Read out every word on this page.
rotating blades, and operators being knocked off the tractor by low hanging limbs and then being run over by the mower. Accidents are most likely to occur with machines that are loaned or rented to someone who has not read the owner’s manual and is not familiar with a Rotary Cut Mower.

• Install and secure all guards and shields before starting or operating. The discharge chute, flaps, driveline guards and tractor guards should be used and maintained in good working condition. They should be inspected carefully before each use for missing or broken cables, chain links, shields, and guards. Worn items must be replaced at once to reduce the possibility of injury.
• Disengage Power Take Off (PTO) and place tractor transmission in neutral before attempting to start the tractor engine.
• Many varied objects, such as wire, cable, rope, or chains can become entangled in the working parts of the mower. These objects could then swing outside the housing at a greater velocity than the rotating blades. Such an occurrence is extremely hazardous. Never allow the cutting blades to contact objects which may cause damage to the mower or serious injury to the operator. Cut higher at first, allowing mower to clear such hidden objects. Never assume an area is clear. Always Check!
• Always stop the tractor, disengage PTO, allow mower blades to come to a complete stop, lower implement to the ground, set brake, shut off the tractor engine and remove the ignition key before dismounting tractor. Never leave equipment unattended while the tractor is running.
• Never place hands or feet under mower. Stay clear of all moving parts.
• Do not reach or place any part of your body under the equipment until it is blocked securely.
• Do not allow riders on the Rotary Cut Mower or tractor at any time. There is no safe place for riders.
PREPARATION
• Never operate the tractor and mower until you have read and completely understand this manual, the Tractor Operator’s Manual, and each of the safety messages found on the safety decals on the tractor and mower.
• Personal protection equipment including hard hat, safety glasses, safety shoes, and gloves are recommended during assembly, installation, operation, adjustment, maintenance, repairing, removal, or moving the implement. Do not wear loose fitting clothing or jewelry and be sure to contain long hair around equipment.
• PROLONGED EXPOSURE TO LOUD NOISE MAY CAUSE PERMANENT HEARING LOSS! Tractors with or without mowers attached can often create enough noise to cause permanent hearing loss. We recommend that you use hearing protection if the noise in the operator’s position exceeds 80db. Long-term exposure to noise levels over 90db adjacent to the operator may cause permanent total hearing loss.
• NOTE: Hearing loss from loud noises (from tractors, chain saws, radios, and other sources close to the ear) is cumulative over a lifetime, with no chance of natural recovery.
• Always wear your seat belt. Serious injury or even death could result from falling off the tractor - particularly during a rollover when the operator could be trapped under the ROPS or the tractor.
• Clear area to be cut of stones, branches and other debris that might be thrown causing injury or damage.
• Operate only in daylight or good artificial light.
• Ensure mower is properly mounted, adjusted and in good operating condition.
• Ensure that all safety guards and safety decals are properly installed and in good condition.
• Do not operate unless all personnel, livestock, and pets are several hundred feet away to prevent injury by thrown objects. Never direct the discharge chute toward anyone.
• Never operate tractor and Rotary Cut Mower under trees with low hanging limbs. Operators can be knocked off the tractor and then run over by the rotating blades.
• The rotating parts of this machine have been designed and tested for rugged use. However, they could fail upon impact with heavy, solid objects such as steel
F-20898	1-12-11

> _Task brief_: Write out the data exactly as it stands.

> _Output of the exercise_:
Read out every word on this page.
rotating blades, and operators being knocked off the tractor by low hanging limbs and then being run over by the mower. Accidents are most likely to occur with machines that are loaned or rented to someone who has not read the owner’s manual and is not familiar with a Rotary Cut Mower.

• Install and secure all guards and shields before starting or operating. The discharge chute, flaps, driveline guards and tractor guards should be used and maintained in good working condition. They should be inspected carefully before each use for missing or broken cables, chain links, shields, and guards. Worn items must be replaced at once to reduce the possibility of injury.
• Disengage Power Take Off (PTO) and place tractor transmission in neutral before attempting to start the tractor engine.
• Many varied objects, such as wire, cable, rope, or chains can become entangled in the working parts of the mower. These objects could then swing outside the housing at a greater velocity than the rotating blades. Such an occurrence is extremely hazardous. Never allow the cutting blades to contact objects which may cause damage to the mower or serious injury to the operator. Cut higher at first, allowing mower to clear such hidden objects. Never assume an area is clear. Always Check!
• Always stop the tractor, disengage PTO, allow mower blades to come to a complete stop, lower implement to the ground, set brake, shut off the tractor engine and remove the ignition key before dismounting tractor. Never leave equipment unattended while the tractor is running.
• Never place hands or feet under mower. Stay clear of all moving parts.
• Do not reach or place any part of your body under the equipment until it is blocked securely.
• Do not allow riders on the Rotary Cut Mower or tractor at any time. There is no safe place for riders.
PREPARATION
• Never operate the tractor and mower until you have read and completely understand this manual, the Tractor Operator’s Manual, and each of the safety messages found on the safety decals on the tractor and mower.
• Personal protection equipment including hard hat, safety glasses, safety shoes, and gloves are recommended during assembly, installation, operation, adjustment, maintenance, repairing, removal, or moving the implement. Do not wear loose fitting clothing or jewelry and be sure to contain long hair around equipment.
• PROLONGED EXPOSURE TO LOUD NOISE MAY CAUSE PERMANENT HEARING LOSS! Tractors with or without mowers attached can often create enough noise to cause permanent hearing loss. We recommend that you use hearing protection if the noise in the operator’s position exceeds 80db. Long-term exposure to noise levels over 90db adjacent to the operator may cause permanent total hearing loss.
• NOTE: Hearing loss from loud noises (from tractors, chain saws, radios, and other sources close to the ear) is cumulative over a lifetime, with no chance of natural recovery.
• Always wear your seat belt. Serious injury or even death could result from falling off the tractor - particularly during a rollover when the operator could be trapped under the ROPS or the tractor.
• Clear area to be cut of stones, branches and other debris that might be thrown causing injury or damage.
• Operate only in daylight or good artificial light.
• Ensure mower is properly mounted, adjusted and in good operating condition.
• Ensure that all safety guards and safety decals are properly installed and in good condition.
• Do not operate unless all personnel, livestock, and pets are several hundred feet away to prevent injury by thrown objects. Never direct the discharge chute toward anyone.
• Never operate tractor and Rotary Cut Mower under trees with low hanging limbs. Operators can be knocked off the tractor and then run over by the rotating blades.
• The rotating parts of this machine have been designed and tested for rugged use. However, they could fail upon impact with heavy, solid objects such as steel
F-20898	1-12-11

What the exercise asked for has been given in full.